◆ **TASK OBJECTIVE**: Gather up the lines that contain "AMOUNT".

______

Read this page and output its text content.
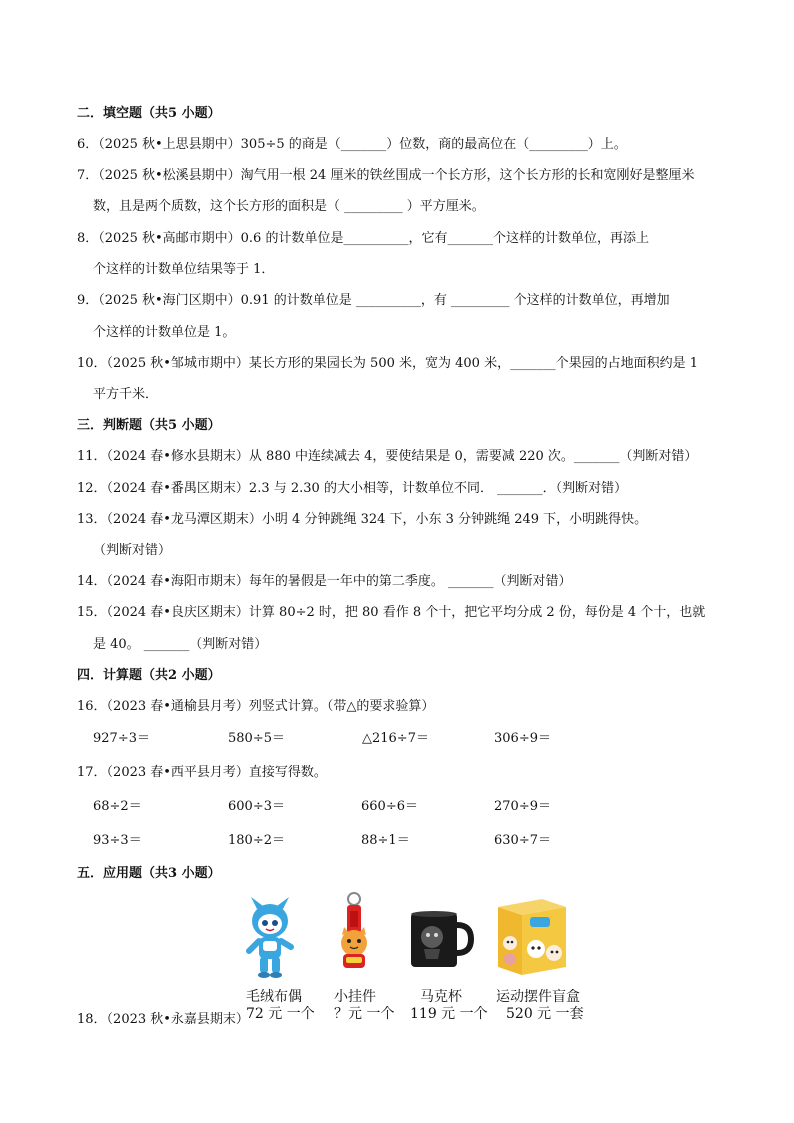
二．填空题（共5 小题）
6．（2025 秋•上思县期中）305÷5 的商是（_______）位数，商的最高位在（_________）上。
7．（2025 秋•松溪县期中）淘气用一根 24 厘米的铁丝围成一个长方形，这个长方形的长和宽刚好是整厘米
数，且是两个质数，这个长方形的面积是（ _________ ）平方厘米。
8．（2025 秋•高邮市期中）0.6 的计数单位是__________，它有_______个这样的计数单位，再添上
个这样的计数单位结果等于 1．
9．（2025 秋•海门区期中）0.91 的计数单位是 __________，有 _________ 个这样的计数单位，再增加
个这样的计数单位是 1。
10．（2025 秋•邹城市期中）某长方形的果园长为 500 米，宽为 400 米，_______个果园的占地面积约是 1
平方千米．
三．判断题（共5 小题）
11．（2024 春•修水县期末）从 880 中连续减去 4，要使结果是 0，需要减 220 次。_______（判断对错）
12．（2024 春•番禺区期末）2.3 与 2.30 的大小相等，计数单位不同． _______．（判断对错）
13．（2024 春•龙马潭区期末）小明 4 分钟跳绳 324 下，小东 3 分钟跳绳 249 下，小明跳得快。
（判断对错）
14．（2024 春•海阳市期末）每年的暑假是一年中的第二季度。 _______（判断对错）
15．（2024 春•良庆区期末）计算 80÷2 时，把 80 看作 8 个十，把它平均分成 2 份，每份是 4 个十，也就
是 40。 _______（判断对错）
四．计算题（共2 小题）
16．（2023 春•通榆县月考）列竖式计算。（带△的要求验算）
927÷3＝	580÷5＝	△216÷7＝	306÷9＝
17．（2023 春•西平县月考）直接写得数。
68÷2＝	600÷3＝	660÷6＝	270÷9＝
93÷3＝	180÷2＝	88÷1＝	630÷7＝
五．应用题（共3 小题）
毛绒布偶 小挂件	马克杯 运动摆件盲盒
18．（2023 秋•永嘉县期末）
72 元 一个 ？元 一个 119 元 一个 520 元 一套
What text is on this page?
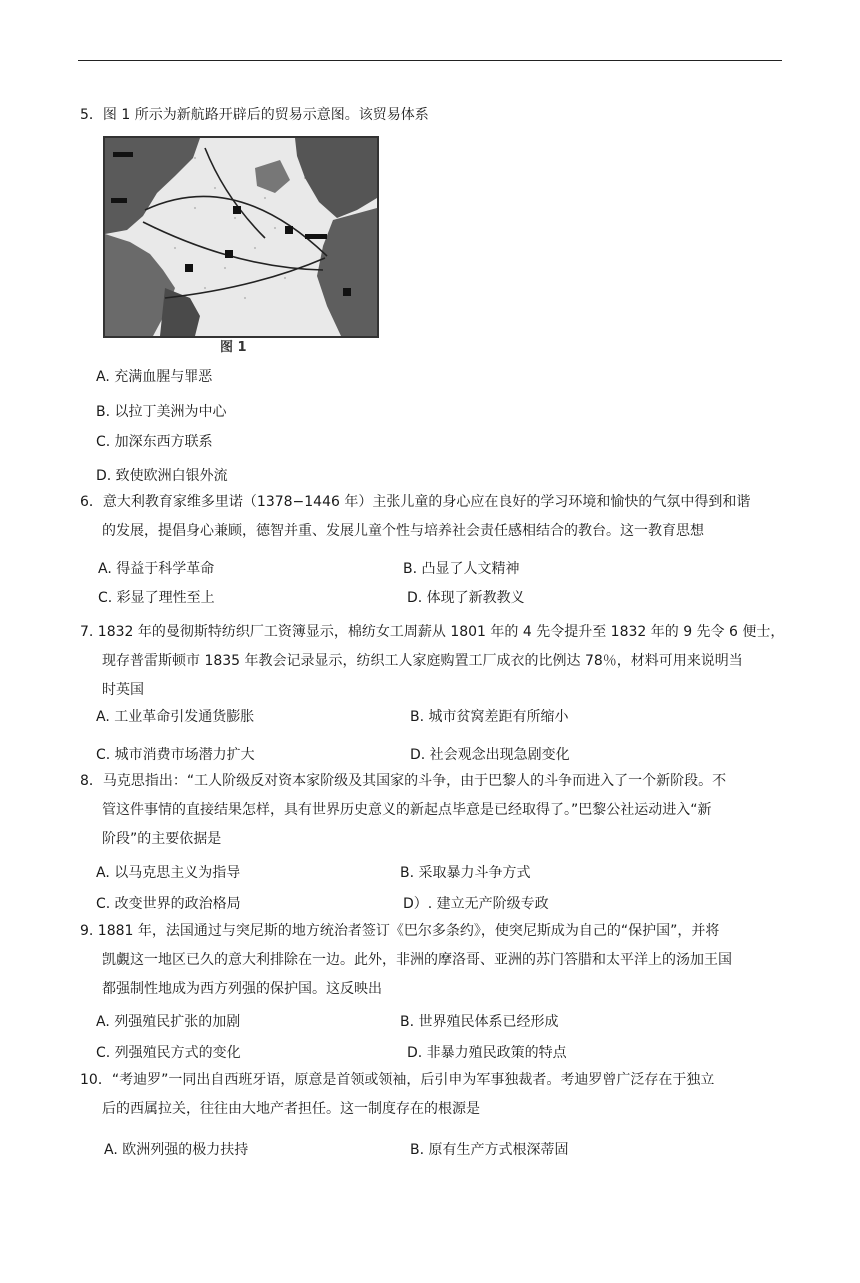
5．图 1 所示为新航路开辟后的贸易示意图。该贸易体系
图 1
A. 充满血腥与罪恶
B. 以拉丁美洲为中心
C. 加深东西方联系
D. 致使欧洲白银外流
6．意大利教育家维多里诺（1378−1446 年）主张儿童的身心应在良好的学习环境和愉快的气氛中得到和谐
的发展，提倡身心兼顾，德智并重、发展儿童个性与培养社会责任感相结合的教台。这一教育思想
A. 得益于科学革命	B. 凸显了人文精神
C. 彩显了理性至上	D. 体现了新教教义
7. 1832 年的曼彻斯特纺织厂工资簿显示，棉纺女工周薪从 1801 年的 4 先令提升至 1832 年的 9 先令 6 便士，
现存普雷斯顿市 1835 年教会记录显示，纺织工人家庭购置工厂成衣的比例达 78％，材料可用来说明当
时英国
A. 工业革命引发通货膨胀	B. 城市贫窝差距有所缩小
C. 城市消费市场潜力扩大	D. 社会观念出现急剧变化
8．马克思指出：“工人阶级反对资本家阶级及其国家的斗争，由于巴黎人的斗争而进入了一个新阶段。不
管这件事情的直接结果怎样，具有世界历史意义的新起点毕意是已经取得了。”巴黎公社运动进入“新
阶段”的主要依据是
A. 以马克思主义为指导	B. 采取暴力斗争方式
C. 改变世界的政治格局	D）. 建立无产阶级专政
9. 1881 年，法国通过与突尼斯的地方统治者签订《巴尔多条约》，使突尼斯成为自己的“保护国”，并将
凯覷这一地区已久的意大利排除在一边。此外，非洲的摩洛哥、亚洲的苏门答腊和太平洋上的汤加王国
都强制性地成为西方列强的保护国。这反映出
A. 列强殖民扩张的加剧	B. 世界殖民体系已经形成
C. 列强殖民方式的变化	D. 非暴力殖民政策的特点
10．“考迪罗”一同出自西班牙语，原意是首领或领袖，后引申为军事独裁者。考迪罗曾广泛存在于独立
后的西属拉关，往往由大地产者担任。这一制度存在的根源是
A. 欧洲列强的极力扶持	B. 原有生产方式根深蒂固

______

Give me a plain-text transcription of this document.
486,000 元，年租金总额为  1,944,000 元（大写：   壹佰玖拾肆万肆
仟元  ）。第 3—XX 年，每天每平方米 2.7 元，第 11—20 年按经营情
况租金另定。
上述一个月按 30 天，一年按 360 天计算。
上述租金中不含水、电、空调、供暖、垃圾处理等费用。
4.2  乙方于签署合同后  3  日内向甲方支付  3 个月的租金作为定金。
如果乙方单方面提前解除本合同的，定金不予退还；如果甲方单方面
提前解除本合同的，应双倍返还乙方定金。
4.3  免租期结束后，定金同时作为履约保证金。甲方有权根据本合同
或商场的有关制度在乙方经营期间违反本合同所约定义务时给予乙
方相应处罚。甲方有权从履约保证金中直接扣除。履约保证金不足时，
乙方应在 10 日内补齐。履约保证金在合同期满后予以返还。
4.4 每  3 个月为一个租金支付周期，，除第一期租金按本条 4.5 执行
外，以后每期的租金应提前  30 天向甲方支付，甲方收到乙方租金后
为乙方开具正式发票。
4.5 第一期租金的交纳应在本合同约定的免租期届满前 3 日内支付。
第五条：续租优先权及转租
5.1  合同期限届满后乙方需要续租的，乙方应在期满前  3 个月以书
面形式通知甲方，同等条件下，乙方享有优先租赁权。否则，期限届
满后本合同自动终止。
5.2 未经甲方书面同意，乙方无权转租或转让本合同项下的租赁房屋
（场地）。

______

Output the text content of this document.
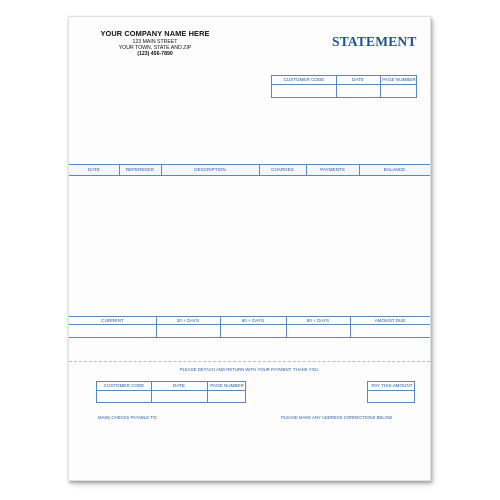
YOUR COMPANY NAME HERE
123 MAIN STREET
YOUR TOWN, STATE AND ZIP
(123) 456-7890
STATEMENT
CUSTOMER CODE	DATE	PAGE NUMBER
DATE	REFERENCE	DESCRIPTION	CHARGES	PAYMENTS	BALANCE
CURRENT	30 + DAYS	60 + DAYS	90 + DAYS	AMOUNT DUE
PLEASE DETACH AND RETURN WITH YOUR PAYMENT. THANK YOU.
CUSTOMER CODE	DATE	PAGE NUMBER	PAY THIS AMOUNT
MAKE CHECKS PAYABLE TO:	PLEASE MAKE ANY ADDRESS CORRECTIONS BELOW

______

◆ **TASK ANSWER**:
CURRENT	30 + DAYS	60 + DAYS	90 + DAYS	AMOUNT DUE
CUSTOMER CODE	DATE	PAGE NUMBER	PAY THIS AMOUNT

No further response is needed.